++++ DATA SUPPLIED

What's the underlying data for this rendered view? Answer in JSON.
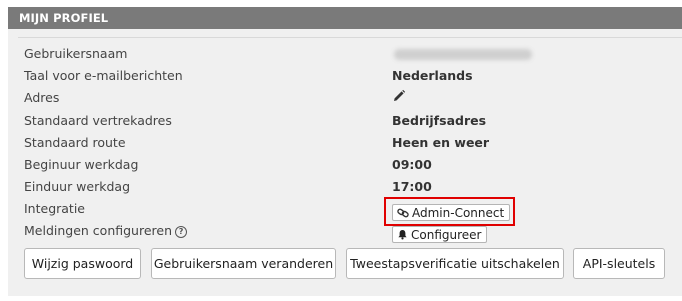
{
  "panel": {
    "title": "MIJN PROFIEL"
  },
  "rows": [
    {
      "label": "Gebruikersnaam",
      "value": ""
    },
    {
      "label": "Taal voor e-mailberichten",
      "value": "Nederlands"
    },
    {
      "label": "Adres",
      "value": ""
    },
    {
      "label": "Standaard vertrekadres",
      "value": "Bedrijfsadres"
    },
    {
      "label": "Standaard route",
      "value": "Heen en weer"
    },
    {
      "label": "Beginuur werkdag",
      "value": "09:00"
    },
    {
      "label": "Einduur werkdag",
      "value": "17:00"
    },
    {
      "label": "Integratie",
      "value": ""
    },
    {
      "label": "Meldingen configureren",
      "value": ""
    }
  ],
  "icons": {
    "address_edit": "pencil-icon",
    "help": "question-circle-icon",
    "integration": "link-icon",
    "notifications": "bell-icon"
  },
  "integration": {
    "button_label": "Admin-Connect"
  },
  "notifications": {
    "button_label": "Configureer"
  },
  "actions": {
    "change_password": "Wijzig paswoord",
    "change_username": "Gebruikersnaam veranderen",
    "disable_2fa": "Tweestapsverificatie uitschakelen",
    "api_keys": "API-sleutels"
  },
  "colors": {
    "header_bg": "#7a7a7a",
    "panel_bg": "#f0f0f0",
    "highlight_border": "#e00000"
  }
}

++++++++

Without the pictures, output the full listing exactly as it stands.

What's the underlying data for this rendered view? Answer in JSON.
{
  "panel": {
    "title": "MIJN PROFIEL"
  },
  "rows": [
    {
      "label": "Gebruikersnaam",
      "value": ""
    },
    {
      "label": "Taal voor e-mailberichten",
      "value": "Nederlands"
    },
    {
      "label": "Adres",
      "value": ""
    },
    {
      "label": "Standaard vertrekadres",
      "value": "Bedrijfsadres"
    },
    {
      "label": "Standaard route",
      "value": "Heen en weer"
    },
    {
      "label": "Beginuur werkdag",
      "value": "09:00"
    },
    {
      "label": "Einduur werkdag",
      "value": "17:00"
    },
    {
      "label": "Integratie",
      "value": ""
    },
    {
      "label": "Meldingen configureren",
      "value": ""
    }
  ],
  "icons": {
    "address_edit": "pencil-icon",
    "help": "question-circle-icon",
    "integration": "link-icon",
    "notifications": "bell-icon"
  },
  "integration": {
    "button_label": "Admin-Connect"
  },
  "notifications": {
    "button_label": "Configureer"
  },
  "actions": {
    "change_password": "Wijzig paswoord",
    "change_username": "Gebruikersnaam veranderen",
    "disable_2fa": "Tweestapsverificatie uitschakelen",
    "api_keys": "API-sleutels"
  },
  "colors": {
    "header_bg": "#7a7a7a",
    "panel_bg": "#f0f0f0",
    "highlight_border": "#e00000"
  }
}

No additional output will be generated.